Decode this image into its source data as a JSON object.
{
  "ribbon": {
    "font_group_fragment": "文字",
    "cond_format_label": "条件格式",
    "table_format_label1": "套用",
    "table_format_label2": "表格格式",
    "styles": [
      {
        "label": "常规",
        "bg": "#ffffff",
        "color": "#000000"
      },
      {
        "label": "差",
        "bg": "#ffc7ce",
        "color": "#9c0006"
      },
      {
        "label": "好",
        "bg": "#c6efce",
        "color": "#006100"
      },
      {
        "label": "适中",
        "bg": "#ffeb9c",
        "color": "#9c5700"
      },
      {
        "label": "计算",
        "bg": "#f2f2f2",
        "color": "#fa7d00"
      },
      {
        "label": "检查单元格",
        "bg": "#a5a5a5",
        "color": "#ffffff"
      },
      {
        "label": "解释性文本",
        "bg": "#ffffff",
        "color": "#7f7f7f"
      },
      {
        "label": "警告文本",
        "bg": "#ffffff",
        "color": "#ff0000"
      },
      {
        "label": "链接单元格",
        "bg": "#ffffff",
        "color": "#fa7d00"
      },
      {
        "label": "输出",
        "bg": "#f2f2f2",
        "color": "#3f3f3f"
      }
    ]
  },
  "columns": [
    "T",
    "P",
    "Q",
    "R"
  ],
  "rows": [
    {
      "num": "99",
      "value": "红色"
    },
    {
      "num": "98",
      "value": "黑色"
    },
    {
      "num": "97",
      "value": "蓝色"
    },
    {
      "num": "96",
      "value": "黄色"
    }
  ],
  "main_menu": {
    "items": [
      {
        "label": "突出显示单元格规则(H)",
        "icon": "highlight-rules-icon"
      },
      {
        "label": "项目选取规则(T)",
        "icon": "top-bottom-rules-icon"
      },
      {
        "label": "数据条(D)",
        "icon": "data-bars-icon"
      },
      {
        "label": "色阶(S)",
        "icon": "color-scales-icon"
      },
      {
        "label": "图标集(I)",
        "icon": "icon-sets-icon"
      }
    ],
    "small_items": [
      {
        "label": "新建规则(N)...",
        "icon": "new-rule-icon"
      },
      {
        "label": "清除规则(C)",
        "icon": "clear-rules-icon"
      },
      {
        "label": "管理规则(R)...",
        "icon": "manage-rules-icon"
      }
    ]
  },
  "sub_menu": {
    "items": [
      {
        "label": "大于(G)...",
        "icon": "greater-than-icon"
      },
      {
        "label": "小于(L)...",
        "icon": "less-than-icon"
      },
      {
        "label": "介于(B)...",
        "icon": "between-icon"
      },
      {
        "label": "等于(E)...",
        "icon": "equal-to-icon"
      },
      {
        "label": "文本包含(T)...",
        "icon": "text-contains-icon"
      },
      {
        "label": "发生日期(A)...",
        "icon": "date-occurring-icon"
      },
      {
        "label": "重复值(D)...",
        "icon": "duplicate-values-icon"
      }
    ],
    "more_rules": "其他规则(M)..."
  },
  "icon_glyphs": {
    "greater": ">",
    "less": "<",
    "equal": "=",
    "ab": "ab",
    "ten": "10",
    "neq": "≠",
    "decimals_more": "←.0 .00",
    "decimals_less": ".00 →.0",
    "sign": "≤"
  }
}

****************************************

Short task:
Among the records above, find each line holding the string "data" and pull it out.

Result for this task:
Decode this image into its source data as a JSON object.
        "icon": "data-bars-icon"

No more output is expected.